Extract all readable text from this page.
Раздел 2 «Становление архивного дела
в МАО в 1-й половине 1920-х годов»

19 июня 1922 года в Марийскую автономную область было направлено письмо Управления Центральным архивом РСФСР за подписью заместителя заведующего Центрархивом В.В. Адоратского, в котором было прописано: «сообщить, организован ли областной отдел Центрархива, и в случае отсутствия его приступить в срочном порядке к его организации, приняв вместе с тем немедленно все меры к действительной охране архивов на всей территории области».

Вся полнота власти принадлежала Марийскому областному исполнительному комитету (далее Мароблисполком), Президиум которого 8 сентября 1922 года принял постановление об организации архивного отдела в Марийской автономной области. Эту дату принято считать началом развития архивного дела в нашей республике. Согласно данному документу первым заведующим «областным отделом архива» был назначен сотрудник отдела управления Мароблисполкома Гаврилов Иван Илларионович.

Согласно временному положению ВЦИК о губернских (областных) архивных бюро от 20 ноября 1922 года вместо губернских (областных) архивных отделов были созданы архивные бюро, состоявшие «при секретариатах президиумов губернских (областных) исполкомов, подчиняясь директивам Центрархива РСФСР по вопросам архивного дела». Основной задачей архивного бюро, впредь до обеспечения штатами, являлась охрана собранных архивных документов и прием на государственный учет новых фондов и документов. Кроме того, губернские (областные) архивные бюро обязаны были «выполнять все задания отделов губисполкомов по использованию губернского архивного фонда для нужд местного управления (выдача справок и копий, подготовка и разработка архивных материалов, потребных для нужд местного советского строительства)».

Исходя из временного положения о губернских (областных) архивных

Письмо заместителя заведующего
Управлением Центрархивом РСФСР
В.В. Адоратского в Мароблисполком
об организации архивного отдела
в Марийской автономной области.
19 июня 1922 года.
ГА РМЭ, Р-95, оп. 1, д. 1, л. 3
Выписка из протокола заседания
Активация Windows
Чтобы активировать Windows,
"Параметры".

WHAT YOU NEED TO DO: Collect each line above holding the string "автономной".

RESULT OF THE TASK:
Вся полнота власти принадлежала Марийскому областному исполнительному комитету (далее Мароблисполком), Президиум которого 8 сентября 1922 года принял постановление об организации архивного отдела в Марийской автономной области. Эту дату принято считать началом развития архивного дела в нашей республике. Согласно данному документу первым заведующим «областным отделом архива» был назначен сотрудник отдела управления Мароблисполкома Гаврилов Иван Илларионович.
в Марийской автономной области.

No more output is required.